Goal of the exercise:
Extract every record, keeping each one exactly as it is.
======
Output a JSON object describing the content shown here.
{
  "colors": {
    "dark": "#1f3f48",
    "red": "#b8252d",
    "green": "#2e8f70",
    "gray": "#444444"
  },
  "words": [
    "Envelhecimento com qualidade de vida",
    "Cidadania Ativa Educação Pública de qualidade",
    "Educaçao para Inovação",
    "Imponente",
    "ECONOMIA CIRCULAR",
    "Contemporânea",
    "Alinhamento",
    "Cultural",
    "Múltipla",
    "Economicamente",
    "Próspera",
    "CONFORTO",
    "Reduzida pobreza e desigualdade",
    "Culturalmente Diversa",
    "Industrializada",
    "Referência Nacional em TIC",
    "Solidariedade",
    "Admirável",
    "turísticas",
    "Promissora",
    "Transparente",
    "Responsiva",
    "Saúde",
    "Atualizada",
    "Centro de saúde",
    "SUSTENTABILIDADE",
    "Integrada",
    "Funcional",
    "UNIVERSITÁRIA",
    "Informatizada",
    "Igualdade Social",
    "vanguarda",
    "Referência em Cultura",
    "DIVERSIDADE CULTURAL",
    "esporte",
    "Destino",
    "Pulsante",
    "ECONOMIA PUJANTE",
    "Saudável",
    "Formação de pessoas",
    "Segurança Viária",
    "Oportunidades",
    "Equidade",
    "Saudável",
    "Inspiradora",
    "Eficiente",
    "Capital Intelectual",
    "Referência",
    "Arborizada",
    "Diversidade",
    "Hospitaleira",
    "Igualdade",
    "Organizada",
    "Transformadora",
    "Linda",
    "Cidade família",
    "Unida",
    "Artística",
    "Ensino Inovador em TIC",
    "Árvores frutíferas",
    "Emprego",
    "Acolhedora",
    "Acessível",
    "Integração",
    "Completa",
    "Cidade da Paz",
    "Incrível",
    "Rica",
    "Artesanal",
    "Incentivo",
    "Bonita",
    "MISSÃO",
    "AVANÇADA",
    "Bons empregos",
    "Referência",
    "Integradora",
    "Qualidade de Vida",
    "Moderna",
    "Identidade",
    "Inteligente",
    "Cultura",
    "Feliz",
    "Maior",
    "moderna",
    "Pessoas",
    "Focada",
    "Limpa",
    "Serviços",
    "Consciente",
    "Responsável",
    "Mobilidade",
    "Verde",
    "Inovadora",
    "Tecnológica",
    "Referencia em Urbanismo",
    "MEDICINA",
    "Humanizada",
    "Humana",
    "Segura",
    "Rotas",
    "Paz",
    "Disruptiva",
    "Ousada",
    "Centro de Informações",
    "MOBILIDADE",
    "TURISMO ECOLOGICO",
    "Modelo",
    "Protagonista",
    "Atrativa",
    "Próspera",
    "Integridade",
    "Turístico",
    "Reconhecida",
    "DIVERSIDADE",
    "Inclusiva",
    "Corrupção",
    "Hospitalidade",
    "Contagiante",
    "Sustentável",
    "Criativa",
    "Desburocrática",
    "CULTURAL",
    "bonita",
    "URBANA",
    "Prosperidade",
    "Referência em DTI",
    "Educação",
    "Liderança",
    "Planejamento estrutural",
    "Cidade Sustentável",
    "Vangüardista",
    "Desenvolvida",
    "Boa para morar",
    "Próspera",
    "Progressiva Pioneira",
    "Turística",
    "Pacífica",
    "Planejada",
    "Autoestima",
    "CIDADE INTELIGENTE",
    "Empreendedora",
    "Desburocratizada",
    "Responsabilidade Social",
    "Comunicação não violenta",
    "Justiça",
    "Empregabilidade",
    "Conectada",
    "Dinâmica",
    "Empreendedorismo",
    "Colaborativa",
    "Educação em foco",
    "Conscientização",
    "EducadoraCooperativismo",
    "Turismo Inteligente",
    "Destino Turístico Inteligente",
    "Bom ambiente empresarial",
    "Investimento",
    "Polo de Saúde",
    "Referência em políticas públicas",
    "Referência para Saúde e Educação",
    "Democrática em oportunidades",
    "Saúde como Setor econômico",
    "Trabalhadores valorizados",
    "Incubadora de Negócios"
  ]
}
======
Solution to the exercise:
Output a JSON object describing the content shown here.
{
  "colors": {
    "dark": "#1f3f48",
    "red": "#b8252d",
    "green": "#2e8f70",
    "gray": "#444444"
  },
  "words": [
    "Envelhecimento com qualidade de vida",
    "Cidadania Ativa Educação Pública de qualidade",
    "Educaçao para Inovação",
    "Imponente",
    "ECONOMIA CIRCULAR",
    "Contemporânea",
    "Alinhamento",
    "Cultural",
    "Múltipla",
    "Economicamente",
    "Próspera",
    "CONFORTO",
    "Reduzida pobreza e desigualdade",
    "Culturalmente Diversa",
    "Industrializada",
    "Referência Nacional em TIC",
    "Solidariedade",
    "Admirável",
    "turísticas",
    "Promissora",
    "Transparente",
    "Responsiva",
    "Saúde",
    "Atualizada",
    "Centro de saúde",
    "SUSTENTABILIDADE",
    "Integrada",
    "Funcional",
    "UNIVERSITÁRIA",
    "Informatizada",
    "Igualdade Social",
    "vanguarda",
    "Referência em Cultura",
    "DIVERSIDADE CULTURAL",
    "esporte",
    "Destino",
    "Pulsante",
    "ECONOMIA PUJANTE",
    "Saudável",
    "Formação de pessoas",
    "Segurança Viária",
    "Oportunidades",
    "Equidade",
    "Saudável",
    "Inspiradora",
    "Eficiente",
    "Capital Intelectual",
    "Referência",
    "Arborizada",
    "Diversidade",
    "Hospitaleira",
    "Igualdade",
    "Organizada",
    "Transformadora",
    "Linda",
    "Cidade família",
    "Unida",
    "Artística",
    "Ensino Inovador em TIC",
    "Árvores frutíferas",
    "Emprego",
    "Acolhedora",
    "Acessível",
    "Integração",
    "Completa",
    "Cidade da Paz",
    "Incrível",
    "Rica",
    "Artesanal",
    "Incentivo",
    "Bonita",
    "MISSÃO",
    "AVANÇADA",
    "Bons empregos",
    "Referência",
    "Integradora",
    "Qualidade de Vida",
    "Moderna",
    "Identidade",
    "Inteligente",
    "Cultura",
    "Feliz",
    "Maior",
    "moderna",
    "Pessoas",
    "Focada",
    "Limpa",
    "Serviços",
    "Consciente",
    "Responsável",
    "Mobilidade",
    "Verde",
    "Inovadora",
    "Tecnológica",
    "Referencia em Urbanismo",
    "MEDICINA",
    "Humanizada",
    "Humana",
    "Segura",
    "Rotas",
    "Paz",
    "Disruptiva",
    "Ousada",
    "Centro de Informações",
    "MOBILIDADE",
    "TURISMO ECOLOGICO",
    "Modelo",
    "Protagonista",
    "Atrativa",
    "Próspera",
    "Integridade",
    "Turístico",
    "Reconhecida",
    "DIVERSIDADE",
    "Inclusiva",
    "Corrupção",
    "Hospitalidade",
    "Contagiante",
    "Sustentável",
    "Criativa",
    "Desburocrática",
    "CULTURAL",
    "bonita",
    "URBANA",
    "Prosperidade",
    "Referência em DTI",
    "Educação",
    "Liderança",
    "Planejamento estrutural",
    "Cidade Sustentável",
    "Vangüardista",
    "Desenvolvida",
    "Boa para morar",
    "Próspera",
    "Progressiva Pioneira",
    "Turística",
    "Pacífica",
    "Planejada",
    "Autoestima",
    "CIDADE INTELIGENTE",
    "Empreendedora",
    "Desburocratizada",
    "Responsabilidade Social",
    "Comunicação não violenta",
    "Justiça",
    "Empregabilidade",
    "Conectada",
    "Dinâmica",
    "Empreendedorismo",
    "Colaborativa",
    "Educação em foco",
    "Conscientização",
    "EducadoraCooperativismo",
    "Turismo Inteligente",
    "Destino Turístico Inteligente",
    "Bom ambiente empresarial",
    "Investimento",
    "Polo de Saúde",
    "Referência em políticas públicas",
    "Referência para Saúde e Educação",
    "Democrática em oportunidades",
    "Saúde como Setor econômico",
    "Trabalhadores valorizados",
    "Incubadora de Negócios"
  ]
}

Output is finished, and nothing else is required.